• Texto em estudo
Gravidez na adolescência em evidência no Brasil

Enviada em 08/07/2018

Segundo dados divulgados pela Organização Pan-Americana de Saúde (OPAS), cerca de 6,8% das jovens brasileiras entre 15 e 19 anos já possuem ou esperam um filho. Essa taxa evidencia a necessidade de mais diálogo com os jovens em relação ao assunto, visto que uma prematura gravidez na adolescência pode interferir negativamente na saúde física e psicológica da mãe.

É necessário, a princípio, analisar o contexto em que a maioria das mães adolescentes estão inseridas. Com o avanço tecnológico o núcleo familiar se expõe cada vez mais polarizado, devido a diminuição de conversas entre pais e filhos. Conversas que por sua vez possuem caráter de formação ética e educacional. Esse afastamento inibe o diálogo em relação a assuntos sexuais, tornando-os embaraçosos, fazendo com que os jovens não esclareçam suas dúvidas sobre tal.

A insegurança e o medo ficam mais evidentes quando a gravidez é constatada, fazendo com que muitas adolescentes pratiquem o aborto clandestino. Além de criminosa, essa prática é uma das principais causas de mortes de meninas entre 15 e 19 anos na América Latina.

Torna-se evidente, portanto, a necessidade da ampliação de discussões de temas vinculados à educação sexual tanto com os jovens quanto com os pais. Além disso, a ampliação de palestras sobre orientação sexual por meio do MEC se faz de grande valia, principalmente em escolas de nível médio, demonstrando que assuntos desse gênero devem ser discutidos mais amplamente e não sejam mais tratados como um tabu na sociedade.

• O que fazer
Altere o trecho do texto sobre gravidez na adolescência que começa com as palavras "Enviada em 08/07/2018" e termina com "psicológica da mãe.", trocando "jovens" por "adolescentes". Baseie-se somente no texto.

[Dados estruturados de análise de páginas]
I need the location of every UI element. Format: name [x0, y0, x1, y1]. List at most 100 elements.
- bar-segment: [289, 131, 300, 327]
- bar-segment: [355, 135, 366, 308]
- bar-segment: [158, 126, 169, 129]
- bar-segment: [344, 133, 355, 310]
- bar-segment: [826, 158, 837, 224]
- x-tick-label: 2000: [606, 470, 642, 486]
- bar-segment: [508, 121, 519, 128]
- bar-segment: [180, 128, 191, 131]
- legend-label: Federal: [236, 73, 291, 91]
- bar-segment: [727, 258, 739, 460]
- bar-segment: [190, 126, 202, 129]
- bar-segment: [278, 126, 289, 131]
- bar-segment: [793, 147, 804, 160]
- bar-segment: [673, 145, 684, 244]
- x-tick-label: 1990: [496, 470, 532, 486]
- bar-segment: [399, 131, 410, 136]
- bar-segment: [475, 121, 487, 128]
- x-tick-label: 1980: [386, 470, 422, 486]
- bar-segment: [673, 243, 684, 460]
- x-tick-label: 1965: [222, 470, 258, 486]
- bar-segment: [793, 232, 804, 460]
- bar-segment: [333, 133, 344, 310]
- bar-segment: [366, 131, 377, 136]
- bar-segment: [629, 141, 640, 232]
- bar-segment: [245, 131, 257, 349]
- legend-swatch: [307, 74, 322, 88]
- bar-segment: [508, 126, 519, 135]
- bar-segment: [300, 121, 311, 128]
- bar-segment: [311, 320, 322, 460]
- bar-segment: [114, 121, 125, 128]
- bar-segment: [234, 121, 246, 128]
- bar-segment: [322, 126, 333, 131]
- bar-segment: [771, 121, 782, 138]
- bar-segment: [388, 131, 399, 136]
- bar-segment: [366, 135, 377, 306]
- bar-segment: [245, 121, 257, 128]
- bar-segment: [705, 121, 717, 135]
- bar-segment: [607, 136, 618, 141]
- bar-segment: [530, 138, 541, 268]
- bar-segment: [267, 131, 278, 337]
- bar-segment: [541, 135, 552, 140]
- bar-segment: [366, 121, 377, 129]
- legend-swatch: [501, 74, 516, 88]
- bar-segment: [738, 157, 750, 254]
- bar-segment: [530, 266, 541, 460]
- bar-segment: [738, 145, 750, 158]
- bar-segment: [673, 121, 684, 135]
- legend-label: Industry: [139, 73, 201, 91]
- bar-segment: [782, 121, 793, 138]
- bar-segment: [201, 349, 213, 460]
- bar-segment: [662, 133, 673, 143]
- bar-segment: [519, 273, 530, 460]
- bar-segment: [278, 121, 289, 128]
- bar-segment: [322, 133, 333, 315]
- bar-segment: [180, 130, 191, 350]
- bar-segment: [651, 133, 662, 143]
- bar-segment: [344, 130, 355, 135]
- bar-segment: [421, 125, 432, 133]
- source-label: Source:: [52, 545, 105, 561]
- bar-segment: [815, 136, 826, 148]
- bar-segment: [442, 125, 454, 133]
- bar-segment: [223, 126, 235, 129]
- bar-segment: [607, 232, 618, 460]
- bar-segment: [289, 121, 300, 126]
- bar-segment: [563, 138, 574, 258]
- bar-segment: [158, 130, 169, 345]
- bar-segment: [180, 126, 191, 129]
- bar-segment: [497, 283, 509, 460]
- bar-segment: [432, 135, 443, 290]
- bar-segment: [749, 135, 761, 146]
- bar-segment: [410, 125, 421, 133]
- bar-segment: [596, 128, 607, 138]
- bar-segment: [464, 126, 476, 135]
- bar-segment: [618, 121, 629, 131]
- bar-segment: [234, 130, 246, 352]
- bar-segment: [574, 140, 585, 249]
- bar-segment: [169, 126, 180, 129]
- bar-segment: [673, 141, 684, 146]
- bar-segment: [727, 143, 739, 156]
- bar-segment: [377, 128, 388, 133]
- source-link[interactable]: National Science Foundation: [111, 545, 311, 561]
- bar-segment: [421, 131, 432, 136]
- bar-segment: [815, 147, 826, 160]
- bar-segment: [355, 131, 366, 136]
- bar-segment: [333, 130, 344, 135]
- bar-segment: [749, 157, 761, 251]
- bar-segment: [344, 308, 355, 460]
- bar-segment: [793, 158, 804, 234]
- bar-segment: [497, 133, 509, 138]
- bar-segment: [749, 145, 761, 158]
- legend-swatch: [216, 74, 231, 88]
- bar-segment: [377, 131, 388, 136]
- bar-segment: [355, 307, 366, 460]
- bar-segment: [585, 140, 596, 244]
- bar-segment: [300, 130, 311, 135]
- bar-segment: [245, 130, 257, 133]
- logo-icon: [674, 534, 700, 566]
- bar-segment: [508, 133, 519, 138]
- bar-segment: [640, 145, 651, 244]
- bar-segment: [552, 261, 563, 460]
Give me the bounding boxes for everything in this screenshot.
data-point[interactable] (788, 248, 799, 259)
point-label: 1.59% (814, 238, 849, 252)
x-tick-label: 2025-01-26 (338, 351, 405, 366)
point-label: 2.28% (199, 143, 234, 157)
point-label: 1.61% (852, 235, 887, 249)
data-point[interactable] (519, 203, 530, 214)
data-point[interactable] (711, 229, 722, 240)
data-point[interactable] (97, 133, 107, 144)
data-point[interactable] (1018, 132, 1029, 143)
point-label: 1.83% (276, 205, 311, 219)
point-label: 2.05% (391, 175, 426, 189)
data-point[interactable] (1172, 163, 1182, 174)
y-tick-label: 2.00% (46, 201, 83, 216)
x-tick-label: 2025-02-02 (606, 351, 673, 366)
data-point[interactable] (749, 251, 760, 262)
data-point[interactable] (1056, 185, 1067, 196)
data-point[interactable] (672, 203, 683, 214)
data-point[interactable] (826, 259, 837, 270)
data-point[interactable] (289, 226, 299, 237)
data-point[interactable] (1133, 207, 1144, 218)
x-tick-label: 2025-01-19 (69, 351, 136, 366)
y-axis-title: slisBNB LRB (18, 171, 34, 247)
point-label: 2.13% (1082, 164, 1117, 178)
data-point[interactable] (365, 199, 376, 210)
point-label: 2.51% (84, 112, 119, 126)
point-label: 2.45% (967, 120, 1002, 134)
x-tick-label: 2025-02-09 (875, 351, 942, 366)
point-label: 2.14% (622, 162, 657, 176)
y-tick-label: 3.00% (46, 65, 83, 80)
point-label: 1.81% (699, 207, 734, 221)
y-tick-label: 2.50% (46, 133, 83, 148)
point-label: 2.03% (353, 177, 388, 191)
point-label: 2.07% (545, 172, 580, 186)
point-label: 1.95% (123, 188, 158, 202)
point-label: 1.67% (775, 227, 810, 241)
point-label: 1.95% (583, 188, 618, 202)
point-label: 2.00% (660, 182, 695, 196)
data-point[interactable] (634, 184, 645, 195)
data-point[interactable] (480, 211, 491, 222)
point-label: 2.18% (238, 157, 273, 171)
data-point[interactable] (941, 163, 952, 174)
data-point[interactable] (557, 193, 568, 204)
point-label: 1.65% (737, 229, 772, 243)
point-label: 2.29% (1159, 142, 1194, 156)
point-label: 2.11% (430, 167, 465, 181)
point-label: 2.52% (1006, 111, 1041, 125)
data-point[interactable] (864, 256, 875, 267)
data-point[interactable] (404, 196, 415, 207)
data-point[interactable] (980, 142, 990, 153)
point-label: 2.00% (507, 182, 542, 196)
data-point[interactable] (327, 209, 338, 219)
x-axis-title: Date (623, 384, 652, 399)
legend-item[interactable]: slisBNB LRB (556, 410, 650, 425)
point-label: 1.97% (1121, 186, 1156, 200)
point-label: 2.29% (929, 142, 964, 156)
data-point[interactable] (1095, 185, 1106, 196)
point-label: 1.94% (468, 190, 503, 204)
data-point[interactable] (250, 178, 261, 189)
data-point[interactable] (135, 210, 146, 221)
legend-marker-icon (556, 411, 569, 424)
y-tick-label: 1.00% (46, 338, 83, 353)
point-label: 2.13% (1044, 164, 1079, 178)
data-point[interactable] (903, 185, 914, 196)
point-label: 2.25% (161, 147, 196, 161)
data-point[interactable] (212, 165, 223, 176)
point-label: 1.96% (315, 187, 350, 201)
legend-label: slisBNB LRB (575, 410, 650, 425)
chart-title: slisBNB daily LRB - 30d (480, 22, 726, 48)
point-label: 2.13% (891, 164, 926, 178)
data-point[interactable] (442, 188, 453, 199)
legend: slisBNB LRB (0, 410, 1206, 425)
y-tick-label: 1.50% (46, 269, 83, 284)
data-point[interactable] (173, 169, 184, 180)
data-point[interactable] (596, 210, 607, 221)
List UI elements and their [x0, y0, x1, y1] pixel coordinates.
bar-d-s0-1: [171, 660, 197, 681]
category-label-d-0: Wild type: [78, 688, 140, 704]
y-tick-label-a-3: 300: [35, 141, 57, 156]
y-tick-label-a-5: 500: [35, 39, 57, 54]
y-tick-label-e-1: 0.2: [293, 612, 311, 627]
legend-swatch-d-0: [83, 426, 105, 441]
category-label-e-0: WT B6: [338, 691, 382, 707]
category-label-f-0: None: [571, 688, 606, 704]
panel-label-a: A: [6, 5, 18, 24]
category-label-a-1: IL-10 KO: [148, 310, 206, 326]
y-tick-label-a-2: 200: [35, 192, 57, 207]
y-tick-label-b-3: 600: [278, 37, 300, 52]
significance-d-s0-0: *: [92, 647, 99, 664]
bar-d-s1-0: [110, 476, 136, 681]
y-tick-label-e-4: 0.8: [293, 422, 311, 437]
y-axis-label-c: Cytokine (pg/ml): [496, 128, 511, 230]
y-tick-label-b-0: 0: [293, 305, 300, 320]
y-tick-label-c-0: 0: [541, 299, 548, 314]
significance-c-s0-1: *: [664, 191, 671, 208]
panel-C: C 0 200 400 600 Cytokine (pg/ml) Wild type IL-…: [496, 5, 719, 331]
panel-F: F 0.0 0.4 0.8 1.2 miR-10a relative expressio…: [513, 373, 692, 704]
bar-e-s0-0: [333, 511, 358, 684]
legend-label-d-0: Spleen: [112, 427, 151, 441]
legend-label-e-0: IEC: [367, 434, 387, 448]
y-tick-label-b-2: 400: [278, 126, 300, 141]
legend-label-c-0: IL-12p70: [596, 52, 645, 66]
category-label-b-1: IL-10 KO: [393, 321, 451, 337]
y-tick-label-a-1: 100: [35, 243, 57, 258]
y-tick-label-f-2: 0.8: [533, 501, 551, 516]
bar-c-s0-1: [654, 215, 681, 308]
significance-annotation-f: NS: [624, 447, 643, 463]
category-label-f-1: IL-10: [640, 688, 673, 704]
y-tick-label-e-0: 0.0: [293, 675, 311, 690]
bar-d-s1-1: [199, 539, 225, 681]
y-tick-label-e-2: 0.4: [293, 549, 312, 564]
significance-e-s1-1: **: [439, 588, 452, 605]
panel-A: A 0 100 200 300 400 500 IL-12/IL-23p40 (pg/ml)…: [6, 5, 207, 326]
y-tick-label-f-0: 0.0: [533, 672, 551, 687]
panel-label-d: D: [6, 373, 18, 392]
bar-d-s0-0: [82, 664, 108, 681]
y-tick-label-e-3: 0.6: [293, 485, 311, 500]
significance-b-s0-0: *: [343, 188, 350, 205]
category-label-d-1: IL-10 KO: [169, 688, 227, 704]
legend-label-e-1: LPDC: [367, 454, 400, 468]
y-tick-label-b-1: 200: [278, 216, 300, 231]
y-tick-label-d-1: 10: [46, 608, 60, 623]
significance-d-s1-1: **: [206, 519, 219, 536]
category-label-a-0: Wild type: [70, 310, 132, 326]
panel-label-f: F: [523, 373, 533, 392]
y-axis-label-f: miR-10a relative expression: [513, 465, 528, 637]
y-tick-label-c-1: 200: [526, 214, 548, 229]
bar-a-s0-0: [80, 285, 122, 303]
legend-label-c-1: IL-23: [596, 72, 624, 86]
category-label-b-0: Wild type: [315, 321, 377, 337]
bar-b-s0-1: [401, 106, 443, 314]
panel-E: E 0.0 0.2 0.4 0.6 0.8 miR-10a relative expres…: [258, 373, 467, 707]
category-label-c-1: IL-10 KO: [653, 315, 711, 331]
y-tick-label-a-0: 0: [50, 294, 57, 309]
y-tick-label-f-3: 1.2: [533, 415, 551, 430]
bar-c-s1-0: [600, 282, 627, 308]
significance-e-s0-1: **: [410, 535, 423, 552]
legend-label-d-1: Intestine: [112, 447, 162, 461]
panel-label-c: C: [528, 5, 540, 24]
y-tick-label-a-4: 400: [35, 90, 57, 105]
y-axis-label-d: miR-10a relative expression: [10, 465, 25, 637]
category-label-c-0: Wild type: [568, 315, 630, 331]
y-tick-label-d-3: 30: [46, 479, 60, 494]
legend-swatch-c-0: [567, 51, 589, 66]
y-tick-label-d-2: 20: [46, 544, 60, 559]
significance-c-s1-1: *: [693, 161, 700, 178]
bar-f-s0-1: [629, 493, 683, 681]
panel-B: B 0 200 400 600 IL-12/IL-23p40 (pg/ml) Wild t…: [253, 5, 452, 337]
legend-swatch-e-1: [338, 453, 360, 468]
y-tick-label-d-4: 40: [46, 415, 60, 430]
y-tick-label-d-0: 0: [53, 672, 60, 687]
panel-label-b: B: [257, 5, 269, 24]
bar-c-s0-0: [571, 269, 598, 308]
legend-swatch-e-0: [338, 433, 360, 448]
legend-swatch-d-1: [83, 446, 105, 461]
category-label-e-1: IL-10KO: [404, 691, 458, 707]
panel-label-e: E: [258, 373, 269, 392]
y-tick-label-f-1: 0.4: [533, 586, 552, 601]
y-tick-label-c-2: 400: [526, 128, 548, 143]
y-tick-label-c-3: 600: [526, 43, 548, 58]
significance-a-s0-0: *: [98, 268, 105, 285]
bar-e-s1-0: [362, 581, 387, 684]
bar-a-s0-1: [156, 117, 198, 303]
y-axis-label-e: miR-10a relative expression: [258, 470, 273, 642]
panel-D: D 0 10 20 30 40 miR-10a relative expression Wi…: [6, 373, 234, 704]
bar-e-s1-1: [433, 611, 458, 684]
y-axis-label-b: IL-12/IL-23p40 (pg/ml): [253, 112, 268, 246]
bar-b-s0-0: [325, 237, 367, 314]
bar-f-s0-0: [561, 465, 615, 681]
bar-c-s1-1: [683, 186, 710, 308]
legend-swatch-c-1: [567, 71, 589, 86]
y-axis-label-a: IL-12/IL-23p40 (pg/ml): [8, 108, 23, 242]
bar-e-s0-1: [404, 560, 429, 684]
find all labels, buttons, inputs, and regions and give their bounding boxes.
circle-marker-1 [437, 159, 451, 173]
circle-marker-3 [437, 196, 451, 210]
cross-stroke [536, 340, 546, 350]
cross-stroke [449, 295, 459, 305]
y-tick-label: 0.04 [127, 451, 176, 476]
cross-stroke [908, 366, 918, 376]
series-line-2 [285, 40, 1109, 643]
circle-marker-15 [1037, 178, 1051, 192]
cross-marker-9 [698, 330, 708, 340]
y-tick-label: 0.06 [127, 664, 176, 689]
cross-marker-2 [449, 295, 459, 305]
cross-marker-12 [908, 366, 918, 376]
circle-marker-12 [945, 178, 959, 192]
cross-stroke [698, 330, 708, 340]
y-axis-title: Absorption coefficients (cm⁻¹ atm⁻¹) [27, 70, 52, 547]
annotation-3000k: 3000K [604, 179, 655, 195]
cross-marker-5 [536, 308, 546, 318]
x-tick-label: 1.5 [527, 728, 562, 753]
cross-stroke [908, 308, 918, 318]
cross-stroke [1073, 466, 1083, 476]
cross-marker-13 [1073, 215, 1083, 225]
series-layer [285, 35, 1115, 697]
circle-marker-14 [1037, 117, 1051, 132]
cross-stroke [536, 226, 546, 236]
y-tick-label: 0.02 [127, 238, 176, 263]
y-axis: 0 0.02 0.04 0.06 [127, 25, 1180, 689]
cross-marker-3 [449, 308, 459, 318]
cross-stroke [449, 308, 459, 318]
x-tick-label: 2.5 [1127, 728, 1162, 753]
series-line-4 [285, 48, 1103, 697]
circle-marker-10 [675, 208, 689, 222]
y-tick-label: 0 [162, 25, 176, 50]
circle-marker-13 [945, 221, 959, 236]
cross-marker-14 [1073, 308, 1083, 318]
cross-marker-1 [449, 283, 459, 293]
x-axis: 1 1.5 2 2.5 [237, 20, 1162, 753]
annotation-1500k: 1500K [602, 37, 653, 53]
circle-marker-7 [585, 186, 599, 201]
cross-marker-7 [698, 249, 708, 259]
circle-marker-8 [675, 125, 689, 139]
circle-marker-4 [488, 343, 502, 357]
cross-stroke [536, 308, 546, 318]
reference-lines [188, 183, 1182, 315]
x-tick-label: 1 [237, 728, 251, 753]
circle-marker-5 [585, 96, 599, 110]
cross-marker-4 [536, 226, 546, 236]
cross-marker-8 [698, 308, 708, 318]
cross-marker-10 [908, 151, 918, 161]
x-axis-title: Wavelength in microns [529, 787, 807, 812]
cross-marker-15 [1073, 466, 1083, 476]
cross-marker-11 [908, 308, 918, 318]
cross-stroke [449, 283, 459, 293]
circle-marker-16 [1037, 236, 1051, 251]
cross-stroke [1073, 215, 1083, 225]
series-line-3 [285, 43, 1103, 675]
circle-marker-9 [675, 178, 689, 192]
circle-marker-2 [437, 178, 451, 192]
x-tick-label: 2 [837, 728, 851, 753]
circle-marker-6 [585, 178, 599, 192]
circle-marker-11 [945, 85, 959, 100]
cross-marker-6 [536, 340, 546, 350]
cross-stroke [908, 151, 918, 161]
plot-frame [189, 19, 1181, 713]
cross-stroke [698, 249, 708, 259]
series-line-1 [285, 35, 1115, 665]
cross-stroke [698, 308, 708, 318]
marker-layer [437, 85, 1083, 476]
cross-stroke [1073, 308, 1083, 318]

• Espaço para resposta
Enviada em 08/07/2018

Segundo dados divulgados pela Organização Pan-Americana de Saúde (OPAS), cerca de 6,8% das adolescentes brasileiras entre 15 e 19 anos já possuem ou esperam um filho. Essa taxa evidencia a necessidade de mais diálogo com os adolescentes em relação ao assunto, visto que uma prematura gravidez na adolescência pode interferir negativamente na saúde física e psicológica da mãe.